--- start of RECORDS FOR PROCESSING ---

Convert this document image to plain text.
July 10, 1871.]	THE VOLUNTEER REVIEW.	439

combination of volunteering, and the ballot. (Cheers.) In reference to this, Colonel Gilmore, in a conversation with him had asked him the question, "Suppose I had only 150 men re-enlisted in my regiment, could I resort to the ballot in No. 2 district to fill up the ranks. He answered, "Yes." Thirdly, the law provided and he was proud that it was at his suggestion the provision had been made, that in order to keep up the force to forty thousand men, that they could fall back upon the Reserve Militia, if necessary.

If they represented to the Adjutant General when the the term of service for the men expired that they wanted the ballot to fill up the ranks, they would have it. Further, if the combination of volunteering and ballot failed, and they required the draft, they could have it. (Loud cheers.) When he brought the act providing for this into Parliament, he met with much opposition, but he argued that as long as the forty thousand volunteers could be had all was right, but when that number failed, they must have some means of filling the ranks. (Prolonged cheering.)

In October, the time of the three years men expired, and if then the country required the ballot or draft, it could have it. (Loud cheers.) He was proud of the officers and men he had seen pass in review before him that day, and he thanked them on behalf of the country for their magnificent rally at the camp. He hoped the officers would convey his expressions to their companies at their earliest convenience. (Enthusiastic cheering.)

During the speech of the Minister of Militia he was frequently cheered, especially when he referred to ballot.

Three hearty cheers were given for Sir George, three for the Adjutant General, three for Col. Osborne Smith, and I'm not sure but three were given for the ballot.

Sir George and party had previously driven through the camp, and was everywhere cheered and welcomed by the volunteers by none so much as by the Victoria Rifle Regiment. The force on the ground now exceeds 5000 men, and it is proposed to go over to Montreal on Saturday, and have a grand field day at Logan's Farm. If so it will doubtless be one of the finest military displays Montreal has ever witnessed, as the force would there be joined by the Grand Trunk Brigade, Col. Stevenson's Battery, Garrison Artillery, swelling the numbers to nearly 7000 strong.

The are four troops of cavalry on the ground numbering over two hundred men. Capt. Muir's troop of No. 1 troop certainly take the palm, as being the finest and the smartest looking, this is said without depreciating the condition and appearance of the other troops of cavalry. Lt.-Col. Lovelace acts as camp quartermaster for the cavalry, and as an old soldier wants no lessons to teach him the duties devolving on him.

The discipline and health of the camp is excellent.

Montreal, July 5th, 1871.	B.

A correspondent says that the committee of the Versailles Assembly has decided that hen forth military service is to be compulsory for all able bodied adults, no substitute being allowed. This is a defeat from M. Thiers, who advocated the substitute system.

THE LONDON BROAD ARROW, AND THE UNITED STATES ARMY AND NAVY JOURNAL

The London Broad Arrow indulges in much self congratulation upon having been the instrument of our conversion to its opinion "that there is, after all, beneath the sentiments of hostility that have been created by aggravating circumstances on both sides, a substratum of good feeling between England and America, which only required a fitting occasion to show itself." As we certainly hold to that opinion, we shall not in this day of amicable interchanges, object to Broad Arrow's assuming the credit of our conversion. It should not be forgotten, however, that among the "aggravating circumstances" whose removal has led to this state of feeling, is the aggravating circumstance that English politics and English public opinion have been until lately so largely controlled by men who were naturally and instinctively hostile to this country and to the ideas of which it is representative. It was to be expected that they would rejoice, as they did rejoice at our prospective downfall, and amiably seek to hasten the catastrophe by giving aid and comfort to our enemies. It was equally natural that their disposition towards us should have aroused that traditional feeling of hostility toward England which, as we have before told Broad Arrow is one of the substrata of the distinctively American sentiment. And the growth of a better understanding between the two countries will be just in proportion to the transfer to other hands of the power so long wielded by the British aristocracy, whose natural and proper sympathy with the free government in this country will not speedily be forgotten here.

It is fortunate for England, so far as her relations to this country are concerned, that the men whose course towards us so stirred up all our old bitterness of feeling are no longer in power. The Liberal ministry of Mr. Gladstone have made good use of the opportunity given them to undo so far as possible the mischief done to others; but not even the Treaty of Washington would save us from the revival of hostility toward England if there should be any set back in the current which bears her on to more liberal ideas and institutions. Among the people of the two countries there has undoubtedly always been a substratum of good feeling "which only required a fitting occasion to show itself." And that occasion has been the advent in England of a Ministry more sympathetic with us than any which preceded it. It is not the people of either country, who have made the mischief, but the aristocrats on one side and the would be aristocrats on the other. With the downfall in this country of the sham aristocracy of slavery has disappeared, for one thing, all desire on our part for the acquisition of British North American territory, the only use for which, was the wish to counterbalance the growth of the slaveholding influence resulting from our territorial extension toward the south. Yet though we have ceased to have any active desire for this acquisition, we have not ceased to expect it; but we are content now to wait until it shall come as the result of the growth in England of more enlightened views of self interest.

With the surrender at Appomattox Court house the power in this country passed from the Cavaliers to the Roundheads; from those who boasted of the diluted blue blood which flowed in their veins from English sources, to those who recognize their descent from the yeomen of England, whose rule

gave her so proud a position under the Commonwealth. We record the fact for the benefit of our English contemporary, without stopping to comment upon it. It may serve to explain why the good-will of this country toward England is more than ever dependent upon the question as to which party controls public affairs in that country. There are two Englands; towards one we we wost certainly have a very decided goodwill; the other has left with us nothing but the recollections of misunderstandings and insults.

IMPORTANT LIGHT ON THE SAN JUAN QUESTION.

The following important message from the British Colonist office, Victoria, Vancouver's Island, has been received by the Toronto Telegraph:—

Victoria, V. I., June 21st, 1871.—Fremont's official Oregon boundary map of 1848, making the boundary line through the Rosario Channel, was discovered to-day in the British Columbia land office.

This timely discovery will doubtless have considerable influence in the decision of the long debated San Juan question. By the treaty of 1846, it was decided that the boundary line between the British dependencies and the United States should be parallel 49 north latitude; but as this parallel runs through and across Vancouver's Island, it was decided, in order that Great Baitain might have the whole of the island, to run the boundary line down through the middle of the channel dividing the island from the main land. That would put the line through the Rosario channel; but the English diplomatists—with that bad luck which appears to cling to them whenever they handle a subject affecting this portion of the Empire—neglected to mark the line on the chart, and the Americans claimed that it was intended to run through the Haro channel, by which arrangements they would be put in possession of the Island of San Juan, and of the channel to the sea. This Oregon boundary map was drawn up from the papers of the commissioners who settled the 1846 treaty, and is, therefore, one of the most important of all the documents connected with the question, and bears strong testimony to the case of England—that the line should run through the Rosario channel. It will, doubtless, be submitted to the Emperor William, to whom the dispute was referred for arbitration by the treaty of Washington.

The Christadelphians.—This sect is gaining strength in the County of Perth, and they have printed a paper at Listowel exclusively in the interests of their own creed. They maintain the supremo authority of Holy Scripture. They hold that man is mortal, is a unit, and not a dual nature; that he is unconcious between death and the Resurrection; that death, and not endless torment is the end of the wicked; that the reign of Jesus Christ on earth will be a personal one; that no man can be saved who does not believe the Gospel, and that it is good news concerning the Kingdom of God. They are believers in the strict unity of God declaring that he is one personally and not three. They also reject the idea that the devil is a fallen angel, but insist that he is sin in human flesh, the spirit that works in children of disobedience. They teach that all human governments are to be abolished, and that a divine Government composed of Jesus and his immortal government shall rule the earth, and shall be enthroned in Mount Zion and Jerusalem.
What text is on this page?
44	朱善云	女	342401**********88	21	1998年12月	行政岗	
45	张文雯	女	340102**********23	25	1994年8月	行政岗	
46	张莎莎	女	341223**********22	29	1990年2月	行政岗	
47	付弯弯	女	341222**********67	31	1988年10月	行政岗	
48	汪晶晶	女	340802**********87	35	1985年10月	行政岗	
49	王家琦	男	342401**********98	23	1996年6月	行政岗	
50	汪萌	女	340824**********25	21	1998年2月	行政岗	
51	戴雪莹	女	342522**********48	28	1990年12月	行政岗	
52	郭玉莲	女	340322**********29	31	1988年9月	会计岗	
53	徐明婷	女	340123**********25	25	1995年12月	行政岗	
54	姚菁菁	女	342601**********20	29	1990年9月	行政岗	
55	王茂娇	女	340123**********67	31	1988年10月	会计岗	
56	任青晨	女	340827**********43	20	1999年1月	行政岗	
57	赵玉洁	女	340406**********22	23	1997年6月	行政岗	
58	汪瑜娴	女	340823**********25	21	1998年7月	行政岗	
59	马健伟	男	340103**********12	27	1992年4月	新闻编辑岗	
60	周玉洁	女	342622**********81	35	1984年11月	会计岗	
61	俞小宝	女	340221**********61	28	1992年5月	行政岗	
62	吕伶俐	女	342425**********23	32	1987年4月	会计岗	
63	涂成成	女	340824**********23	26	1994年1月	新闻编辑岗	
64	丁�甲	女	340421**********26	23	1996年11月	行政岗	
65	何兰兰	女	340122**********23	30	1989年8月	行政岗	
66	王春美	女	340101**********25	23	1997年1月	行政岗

--- end of RECORDS FOR PROCESSING ---

- WHAT IS ASKED -
Copy out each line of the data where the string "ballot" appears.

- THE COMPLETED TASK -
combination of volunteering, and the ballot. (Cheers.) In reference to this, Colonel Gilmore, in a conversation with him had asked him the question, "Suppose I had only 150 men re-enlisted in my regiment, could I resort to the ballot in No. 2 district to fill up the ranks. He answered, "Yes." Thirdly, the law provided and he was proud that it was at his suggestion the provision had been made, that in order to keep up the force to forty thousand men, that they could fall back upon the Reserve Militia, if necessary.
If they represented to the Adjutant General when the the term of service for the men expired that they wanted the ballot to fill up the ranks, they would have it. Further, if the combination of volunteering and ballot failed, and they required the draft, they could have it. (Loud cheers.) When he brought the act providing for this into Parliament, he met with much opposition, but he argued that as long as the forty thousand volunteers could be had all was right, but when that number failed, they must have some means of filling the ranks. (Prolonged cheering.)
In October, the time of the three years men expired, and if then the country required the ballot or draft, it could have it. (Loud cheers.) He was proud of the officers and men he had seen pass in review before him that day, and he thanked them on behalf of the country for their magnificent rally at the camp. He hoped the officers would convey his expressions to their companies at their earliest convenience. (Enthusiastic cheering.)
During the speech of the Minister of Militia he was frequently cheered, especially when he referred to ballot.
Three hearty cheers were given for Sir George, three for the Adjutant General, three for Col. Osborne Smith, and I'm not sure but three were given for the ballot.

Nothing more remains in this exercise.